- [WHAT TO WORK ON]
Transcribe every record beneath, precisely as written.

*** Block opens ***

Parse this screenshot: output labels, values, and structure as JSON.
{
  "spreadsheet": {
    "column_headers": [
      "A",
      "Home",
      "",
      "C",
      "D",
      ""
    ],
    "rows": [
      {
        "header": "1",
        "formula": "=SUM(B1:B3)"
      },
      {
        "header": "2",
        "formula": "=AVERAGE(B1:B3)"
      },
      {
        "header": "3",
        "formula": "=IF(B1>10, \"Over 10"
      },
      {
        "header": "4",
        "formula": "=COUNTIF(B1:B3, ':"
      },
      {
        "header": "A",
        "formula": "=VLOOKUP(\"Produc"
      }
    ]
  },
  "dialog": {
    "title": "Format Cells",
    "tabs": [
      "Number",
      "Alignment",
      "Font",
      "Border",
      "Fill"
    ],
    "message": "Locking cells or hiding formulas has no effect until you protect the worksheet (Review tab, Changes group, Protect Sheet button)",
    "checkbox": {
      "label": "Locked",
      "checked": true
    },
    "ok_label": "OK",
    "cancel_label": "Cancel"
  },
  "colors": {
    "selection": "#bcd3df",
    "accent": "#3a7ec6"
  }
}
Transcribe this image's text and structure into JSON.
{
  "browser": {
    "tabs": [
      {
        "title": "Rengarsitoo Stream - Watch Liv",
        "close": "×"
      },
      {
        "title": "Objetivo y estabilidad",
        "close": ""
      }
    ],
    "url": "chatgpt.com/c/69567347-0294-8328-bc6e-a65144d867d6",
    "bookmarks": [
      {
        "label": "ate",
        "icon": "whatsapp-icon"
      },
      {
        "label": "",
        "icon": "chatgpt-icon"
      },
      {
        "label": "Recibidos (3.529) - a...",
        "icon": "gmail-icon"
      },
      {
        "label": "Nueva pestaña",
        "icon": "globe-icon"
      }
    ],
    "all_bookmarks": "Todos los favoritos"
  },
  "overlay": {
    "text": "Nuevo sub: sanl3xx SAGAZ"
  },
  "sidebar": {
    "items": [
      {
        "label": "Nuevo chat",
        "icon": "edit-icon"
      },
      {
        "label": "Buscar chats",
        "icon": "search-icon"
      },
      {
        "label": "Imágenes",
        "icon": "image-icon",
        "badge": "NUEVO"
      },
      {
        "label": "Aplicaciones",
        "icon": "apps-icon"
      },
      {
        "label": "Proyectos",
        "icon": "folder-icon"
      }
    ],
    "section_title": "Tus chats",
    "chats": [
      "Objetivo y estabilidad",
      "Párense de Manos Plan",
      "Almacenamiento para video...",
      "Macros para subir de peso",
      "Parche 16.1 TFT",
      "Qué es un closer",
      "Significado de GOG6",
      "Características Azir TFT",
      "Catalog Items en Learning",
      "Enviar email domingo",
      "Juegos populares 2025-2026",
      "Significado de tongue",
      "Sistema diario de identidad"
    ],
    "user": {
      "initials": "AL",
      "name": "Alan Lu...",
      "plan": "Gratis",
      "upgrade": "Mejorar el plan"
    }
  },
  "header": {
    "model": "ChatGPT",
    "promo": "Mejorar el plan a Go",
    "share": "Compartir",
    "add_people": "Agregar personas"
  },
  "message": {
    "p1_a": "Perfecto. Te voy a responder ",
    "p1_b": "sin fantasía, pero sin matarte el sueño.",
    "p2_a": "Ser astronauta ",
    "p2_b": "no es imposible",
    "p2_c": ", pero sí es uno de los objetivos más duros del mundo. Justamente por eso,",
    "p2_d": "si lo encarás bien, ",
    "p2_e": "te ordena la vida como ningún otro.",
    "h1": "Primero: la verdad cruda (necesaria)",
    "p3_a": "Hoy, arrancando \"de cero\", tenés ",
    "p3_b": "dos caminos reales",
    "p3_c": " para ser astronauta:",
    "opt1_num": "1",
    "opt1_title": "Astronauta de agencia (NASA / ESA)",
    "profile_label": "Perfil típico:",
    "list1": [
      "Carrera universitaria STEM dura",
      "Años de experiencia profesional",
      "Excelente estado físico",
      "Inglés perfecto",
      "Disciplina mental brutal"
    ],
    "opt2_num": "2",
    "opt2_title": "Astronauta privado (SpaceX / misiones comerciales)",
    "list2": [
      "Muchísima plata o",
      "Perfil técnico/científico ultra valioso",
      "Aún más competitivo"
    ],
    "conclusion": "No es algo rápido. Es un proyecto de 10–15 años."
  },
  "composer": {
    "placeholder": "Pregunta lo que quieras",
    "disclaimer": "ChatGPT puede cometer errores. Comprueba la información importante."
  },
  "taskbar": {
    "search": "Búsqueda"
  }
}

*** Block closes ***

- [EXERCISE SOLUTION]
Parse this screenshot: output labels, values, and structure as JSON.
{
  "spreadsheet": {
    "column_headers": [
      "A",
      "Home",
      "",
      "C",
      "D",
      ""
    ],
    "rows": [
      {
        "header": "1",
        "formula": "=SUM(B1:B3)"
      },
      {
        "header": "2",
        "formula": "=AVERAGE(B1:B3)"
      },
      {
        "header": "3",
        "formula": "=IF(B1>10, \"Over 10"
      },
      {
        "header": "4",
        "formula": "=COUNTIF(B1:B3, ':"
      },
      {
        "header": "A",
        "formula": "=VLOOKUP(\"Produc"
      }
    ]
  },
  "dialog": {
    "title": "Format Cells",
    "tabs": [
      "Number",
      "Alignment",
      "Font",
      "Border",
      "Fill"
    ],
    "message": "Locking cells or hiding formulas has no effect until you protect the worksheet (Review tab, Changes group, Protect Sheet button)",
    "checkbox": {
      "label": "Locked",
      "checked": true
    },
    "ok_label": "OK",
    "cancel_label": "Cancel"
  },
  "colors": {
    "selection": "#bcd3df",
    "accent": "#3a7ec6"
  }
}
Transcribe this image's text and structure into JSON.
{
  "browser": {
    "tabs": [
      {
        "title": "Rengarsitoo Stream - Watch Liv",
        "close": "×"
      },
      {
        "title": "Objetivo y estabilidad",
        "close": ""
      }
    ],
    "url": "chatgpt.com/c/69567347-0294-8328-bc6e-a65144d867d6",
    "bookmarks": [
      {
        "label": "ate",
        "icon": "whatsapp-icon"
      },
      {
        "label": "",
        "icon": "chatgpt-icon"
      },
      {
        "label": "Recibidos (3.529) - a...",
        "icon": "gmail-icon"
      },
      {
        "label": "Nueva pestaña",
        "icon": "globe-icon"
      }
    ],
    "all_bookmarks": "Todos los favoritos"
  },
  "overlay": {
    "text": "Nuevo sub: sanl3xx SAGAZ"
  },
  "sidebar": {
    "items": [
      {
        "label": "Nuevo chat",
        "icon": "edit-icon"
      },
      {
        "label": "Buscar chats",
        "icon": "search-icon"
      },
      {
        "label": "Imágenes",
        "icon": "image-icon",
        "badge": "NUEVO"
      },
      {
        "label": "Aplicaciones",
        "icon": "apps-icon"
      },
      {
        "label": "Proyectos",
        "icon": "folder-icon"
      }
    ],
    "section_title": "Tus chats",
    "chats": [
      "Objetivo y estabilidad",
      "Párense de Manos Plan",
      "Almacenamiento para video...",
      "Macros para subir de peso",
      "Parche 16.1 TFT",
      "Qué es un closer",
      "Significado de GOG6",
      "Características Azir TFT",
      "Catalog Items en Learning",
      "Enviar email domingo",
      "Juegos populares 2025-2026",
      "Significado de tongue",
      "Sistema diario de identidad"
    ],
    "user": {
      "initials": "AL",
      "name": "Alan Lu...",
      "plan": "Gratis",
      "upgrade": "Mejorar el plan"
    }
  },
  "header": {
    "model": "ChatGPT",
    "promo": "Mejorar el plan a Go",
    "share": "Compartir",
    "add_people": "Agregar personas"
  },
  "message": {
    "p1_a": "Perfecto. Te voy a responder ",
    "p1_b": "sin fantasía, pero sin matarte el sueño.",
    "p2_a": "Ser astronauta ",
    "p2_b": "no es imposible",
    "p2_c": ", pero sí es uno de los objetivos más duros del mundo. Justamente por eso,",
    "p2_d": "si lo encarás bien, ",
    "p2_e": "te ordena la vida como ningún otro.",
    "h1": "Primero: la verdad cruda (necesaria)",
    "p3_a": "Hoy, arrancando \"de cero\", tenés ",
    "p3_b": "dos caminos reales",
    "p3_c": " para ser astronauta:",
    "opt1_num": "1",
    "opt1_title": "Astronauta de agencia (NASA / ESA)",
    "profile_label": "Perfil típico:",
    "list1": [
      "Carrera universitaria STEM dura",
      "Años de experiencia profesional",
      "Excelente estado físico",
      "Inglés perfecto",
      "Disciplina mental brutal"
    ],
    "opt2_num": "2",
    "opt2_title": "Astronauta privado (SpaceX / misiones comerciales)",
    "list2": [
      "Muchísima plata o",
      "Perfil técnico/científico ultra valioso",
      "Aún más competitivo"
    ],
    "conclusion": "No es algo rápido. Es un proyecto de 10–15 años."
  },
  "composer": {
    "placeholder": "Pregunta lo que quieras",
    "disclaimer": "ChatGPT puede cometer errores. Comprueba la información importante."
  },
  "taskbar": {
    "search": "Búsqueda"
  }
}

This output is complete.